▶ **Objective**:
State only the count of lines in the listing below that hold "from".
┄┄┄┄┄┄┄┄┄┄
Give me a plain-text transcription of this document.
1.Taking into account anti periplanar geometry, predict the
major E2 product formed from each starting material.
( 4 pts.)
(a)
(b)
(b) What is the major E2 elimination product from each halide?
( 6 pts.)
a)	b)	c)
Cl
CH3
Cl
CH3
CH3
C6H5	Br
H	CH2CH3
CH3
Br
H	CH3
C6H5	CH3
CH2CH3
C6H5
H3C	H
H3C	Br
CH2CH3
┄┄┄┄┄┄┄┄┄┄
▶ **Result of the exercise**:
2